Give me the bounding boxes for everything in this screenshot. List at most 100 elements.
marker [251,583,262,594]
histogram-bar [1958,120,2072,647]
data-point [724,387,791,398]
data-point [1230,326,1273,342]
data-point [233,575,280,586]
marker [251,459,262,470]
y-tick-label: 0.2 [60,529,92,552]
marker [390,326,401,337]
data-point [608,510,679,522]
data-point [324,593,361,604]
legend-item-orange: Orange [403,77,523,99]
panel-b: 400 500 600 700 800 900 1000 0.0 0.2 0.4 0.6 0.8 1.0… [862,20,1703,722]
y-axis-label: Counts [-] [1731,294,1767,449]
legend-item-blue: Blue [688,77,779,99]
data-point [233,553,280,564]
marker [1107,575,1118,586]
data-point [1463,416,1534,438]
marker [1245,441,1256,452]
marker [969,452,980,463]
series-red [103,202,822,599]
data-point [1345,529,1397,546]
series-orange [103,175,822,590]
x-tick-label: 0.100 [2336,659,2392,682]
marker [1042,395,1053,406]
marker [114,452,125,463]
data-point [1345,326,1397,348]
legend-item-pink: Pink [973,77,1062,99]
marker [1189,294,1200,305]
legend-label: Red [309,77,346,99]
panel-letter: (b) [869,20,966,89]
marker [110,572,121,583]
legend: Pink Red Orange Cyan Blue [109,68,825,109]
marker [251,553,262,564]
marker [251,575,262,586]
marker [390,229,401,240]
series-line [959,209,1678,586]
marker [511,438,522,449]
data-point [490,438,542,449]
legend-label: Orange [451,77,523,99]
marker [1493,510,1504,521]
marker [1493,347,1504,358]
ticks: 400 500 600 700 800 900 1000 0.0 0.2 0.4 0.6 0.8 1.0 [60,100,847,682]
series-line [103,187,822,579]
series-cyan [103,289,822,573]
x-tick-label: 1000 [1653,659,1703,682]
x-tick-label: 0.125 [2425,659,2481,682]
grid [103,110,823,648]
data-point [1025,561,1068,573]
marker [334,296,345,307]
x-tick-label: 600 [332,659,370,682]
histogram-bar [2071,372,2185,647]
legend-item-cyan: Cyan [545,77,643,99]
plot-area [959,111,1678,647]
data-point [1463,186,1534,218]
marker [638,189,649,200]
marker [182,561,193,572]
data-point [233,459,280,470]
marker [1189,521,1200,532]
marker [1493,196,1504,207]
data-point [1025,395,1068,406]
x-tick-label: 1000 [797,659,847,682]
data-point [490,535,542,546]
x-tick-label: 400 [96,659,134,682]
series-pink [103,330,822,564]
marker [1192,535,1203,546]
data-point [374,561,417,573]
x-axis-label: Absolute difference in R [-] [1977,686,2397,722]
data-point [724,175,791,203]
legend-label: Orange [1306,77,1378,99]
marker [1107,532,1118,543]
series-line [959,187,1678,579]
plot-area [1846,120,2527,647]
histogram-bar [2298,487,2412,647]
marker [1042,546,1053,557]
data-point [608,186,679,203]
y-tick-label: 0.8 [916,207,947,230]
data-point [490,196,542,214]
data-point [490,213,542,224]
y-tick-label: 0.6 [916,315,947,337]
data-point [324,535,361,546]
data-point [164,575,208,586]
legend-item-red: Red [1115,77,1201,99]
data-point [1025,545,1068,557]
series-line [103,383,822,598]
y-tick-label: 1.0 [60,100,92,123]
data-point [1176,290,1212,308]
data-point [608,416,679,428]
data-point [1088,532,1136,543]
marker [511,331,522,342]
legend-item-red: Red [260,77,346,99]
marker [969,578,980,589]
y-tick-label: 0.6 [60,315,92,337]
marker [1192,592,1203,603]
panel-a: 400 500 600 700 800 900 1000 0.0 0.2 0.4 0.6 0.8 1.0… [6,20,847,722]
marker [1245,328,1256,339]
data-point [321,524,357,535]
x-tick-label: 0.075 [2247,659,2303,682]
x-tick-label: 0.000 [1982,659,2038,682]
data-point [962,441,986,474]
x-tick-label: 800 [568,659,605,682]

_WHAT IS EXPECTED:_ Begin at the first line of the material and stop after the line that contains "series-pink [103,330,822,564]". Update those lines by changing "marker" to "dot" and leave everything else unchanged.

_EXPECTED ANSWER:_
Give me the bounding boxes for everything in this screenshot. List at most 100 elements.
dot [251,583,262,594]
histogram-bar [1958,120,2072,647]
data-point [724,387,791,398]
data-point [1230,326,1273,342]
data-point [233,575,280,586]
dot [251,459,262,470]
y-tick-label: 0.2 [60,529,92,552]
dot [390,326,401,337]
data-point [608,510,679,522]
data-point [324,593,361,604]
legend-item-orange: Orange [403,77,523,99]
panel-b: 400 500 600 700 800 900 1000 0.0 0.2 0.4 0.6 0.8 1.0… [862,20,1703,722]
y-axis-label: Counts [-] [1731,294,1767,449]
legend-item-blue: Blue [688,77,779,99]
data-point [233,553,280,564]
dot [1107,575,1118,586]
data-point [1463,416,1534,438]
dot [1245,441,1256,452]
dot [969,452,980,463]
series-red [103,202,822,599]
data-point [1345,529,1397,546]
series-orange [103,175,822,590]
x-tick-label: 0.100 [2336,659,2392,682]
dot [1042,395,1053,406]
dot [114,452,125,463]
data-point [1345,326,1397,348]
legend-item-pink: Pink [973,77,1062,99]
dot [1189,294,1200,305]
legend-label: Red [309,77,346,99]
panel-letter: (b) [869,20,966,89]
dot [110,572,121,583]
legend: Pink Red Orange Cyan Blue [109,68,825,109]
dot [251,553,262,564]
dot [251,575,262,586]
dot [390,229,401,240]
series-line [959,209,1678,586]
dot [511,438,522,449]
data-point [490,438,542,449]
legend-label: Orange [451,77,523,99]
dot [1493,510,1504,521]
dot [1493,347,1504,358]
ticks: 400 500 600 700 800 900 1000 0.0 0.2 0.4 0.6 0.8 1.0 [60,100,847,682]
series-line [103,187,822,579]
series-cyan [103,289,822,573]
x-tick-label: 1000 [1653,659,1703,682]
x-tick-label: 0.125 [2425,659,2481,682]
grid [103,110,823,648]
data-point [1025,561,1068,573]
dot [334,296,345,307]
x-tick-label: 600 [332,659,370,682]
histogram-bar [2071,372,2185,647]
legend-item-cyan: Cyan [545,77,643,99]
plot-area [959,111,1678,647]
data-point [1463,186,1534,218]
dot [638,189,649,200]
dot [182,561,193,572]
data-point [233,459,280,470]
dot [1189,521,1200,532]
dot [1493,196,1504,207]
data-point [1025,395,1068,406]
x-tick-label: 1000 [797,659,847,682]
data-point [490,535,542,546]
x-tick-label: 400 [96,659,134,682]
series-pink [103,330,822,564]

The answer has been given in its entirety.